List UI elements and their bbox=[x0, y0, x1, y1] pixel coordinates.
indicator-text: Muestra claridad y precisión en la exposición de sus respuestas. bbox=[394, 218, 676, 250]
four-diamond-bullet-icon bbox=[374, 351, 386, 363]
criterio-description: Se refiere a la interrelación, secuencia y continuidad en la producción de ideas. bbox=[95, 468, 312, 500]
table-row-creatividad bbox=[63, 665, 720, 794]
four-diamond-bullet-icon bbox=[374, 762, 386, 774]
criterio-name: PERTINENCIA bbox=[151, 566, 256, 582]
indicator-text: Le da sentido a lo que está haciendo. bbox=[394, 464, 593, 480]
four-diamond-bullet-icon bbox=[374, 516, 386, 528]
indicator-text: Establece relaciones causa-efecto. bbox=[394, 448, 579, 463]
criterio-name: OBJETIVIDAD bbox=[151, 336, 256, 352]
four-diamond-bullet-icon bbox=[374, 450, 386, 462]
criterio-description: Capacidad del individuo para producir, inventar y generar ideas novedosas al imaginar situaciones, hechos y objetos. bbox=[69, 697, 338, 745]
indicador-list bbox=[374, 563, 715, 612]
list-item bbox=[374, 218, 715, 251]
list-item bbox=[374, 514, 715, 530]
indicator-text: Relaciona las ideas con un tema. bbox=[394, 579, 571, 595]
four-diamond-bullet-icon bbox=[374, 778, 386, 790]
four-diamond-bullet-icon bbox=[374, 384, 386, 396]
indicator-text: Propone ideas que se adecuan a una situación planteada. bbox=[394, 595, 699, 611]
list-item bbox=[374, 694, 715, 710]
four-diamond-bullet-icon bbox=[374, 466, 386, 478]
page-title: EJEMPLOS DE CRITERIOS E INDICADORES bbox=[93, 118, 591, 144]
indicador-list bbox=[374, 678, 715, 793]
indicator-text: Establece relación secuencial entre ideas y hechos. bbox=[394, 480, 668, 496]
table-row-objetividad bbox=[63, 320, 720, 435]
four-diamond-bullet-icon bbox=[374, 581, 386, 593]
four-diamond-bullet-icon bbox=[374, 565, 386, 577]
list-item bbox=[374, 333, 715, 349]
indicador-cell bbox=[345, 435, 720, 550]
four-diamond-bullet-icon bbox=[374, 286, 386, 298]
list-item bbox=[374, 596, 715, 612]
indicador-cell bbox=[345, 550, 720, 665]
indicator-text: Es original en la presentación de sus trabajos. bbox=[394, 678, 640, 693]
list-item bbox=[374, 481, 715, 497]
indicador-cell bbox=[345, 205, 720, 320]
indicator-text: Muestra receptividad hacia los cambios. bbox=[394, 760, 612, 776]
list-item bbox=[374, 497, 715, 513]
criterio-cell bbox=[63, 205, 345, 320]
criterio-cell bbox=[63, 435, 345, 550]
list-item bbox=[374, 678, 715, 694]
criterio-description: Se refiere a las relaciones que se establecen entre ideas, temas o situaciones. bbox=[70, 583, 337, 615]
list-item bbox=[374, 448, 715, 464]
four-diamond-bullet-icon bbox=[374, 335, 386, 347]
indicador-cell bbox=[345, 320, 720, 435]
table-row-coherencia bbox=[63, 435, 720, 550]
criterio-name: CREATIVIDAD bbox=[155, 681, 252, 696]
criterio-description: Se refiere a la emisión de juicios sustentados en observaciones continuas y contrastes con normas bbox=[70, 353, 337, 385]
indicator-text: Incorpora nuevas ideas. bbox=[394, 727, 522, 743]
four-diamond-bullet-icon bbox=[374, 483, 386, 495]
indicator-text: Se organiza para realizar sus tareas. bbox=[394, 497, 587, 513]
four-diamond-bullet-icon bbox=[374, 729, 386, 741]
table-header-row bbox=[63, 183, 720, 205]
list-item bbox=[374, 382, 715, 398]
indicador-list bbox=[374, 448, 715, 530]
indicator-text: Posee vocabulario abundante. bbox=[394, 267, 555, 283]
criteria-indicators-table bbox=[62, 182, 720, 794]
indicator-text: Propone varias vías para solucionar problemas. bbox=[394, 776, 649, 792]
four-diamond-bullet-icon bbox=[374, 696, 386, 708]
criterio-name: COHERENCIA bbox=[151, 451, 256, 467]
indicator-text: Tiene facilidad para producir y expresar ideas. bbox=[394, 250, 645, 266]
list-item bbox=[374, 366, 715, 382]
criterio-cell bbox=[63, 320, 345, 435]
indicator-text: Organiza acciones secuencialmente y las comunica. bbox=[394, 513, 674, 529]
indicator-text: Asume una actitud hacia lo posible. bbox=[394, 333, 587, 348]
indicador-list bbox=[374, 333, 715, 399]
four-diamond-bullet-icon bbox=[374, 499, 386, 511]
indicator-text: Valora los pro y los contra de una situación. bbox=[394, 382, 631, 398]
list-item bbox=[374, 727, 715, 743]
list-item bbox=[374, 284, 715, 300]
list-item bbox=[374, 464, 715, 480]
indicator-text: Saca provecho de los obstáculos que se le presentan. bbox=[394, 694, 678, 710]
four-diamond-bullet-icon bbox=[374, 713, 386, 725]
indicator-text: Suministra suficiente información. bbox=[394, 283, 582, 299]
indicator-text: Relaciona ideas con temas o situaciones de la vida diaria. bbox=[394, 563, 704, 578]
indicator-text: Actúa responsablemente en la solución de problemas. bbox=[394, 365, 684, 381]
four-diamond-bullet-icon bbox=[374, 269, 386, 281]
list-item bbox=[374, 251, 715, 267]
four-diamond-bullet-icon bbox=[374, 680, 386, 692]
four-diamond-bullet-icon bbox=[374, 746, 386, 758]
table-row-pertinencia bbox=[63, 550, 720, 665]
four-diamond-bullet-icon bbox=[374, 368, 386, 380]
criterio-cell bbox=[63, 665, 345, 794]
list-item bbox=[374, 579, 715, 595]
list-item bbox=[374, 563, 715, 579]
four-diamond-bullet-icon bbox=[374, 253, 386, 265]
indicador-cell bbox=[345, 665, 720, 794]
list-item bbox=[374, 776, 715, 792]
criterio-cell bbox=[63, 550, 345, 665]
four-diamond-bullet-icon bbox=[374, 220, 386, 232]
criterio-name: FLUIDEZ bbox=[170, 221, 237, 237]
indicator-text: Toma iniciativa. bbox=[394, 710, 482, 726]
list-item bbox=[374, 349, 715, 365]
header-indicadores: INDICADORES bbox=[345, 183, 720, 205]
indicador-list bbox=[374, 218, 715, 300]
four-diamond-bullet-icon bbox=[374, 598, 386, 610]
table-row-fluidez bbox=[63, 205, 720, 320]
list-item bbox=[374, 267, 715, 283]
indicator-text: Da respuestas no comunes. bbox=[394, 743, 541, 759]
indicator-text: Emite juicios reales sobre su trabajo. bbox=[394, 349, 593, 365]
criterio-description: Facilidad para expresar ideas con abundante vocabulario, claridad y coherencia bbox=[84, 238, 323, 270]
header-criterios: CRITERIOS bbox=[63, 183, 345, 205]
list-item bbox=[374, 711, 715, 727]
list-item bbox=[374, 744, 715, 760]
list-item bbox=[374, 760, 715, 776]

+--

■ **Polecenie**
W części pozycji od ich początku do wiersza zawierającego "criterio-name: OBJETIVIDAD bbox=[151, 336, 256, 352]" włącznie zamień "PERTINENCIA" na "RELEVANCIA". Podaj tylko te wiersze, a poza tą zmianą pozostaw je bez zmian.

■ **Gotowa odpowiedź**
List UI elements and their bbox=[x0, y0, x1, y1] pixel coordinates.
indicator-text: Muestra claridad y precisión en la exposición de sus respuestas. bbox=[394, 218, 676, 250]
four-diamond-bullet-icon bbox=[374, 351, 386, 363]
criterio-description: Se refiere a la interrelación, secuencia y continuidad en la producción de ideas. bbox=[95, 468, 312, 500]
table-row-creatividad bbox=[63, 665, 720, 794]
four-diamond-bullet-icon bbox=[374, 762, 386, 774]
criterio-name: RELEVANCIA bbox=[151, 566, 256, 582]
indicator-text: Le da sentido a lo que está haciendo. bbox=[394, 464, 593, 480]
four-diamond-bullet-icon bbox=[374, 516, 386, 528]
indicator-text: Establece relaciones causa-efecto. bbox=[394, 448, 579, 463]
criterio-name: OBJETIVIDAD bbox=[151, 336, 256, 352]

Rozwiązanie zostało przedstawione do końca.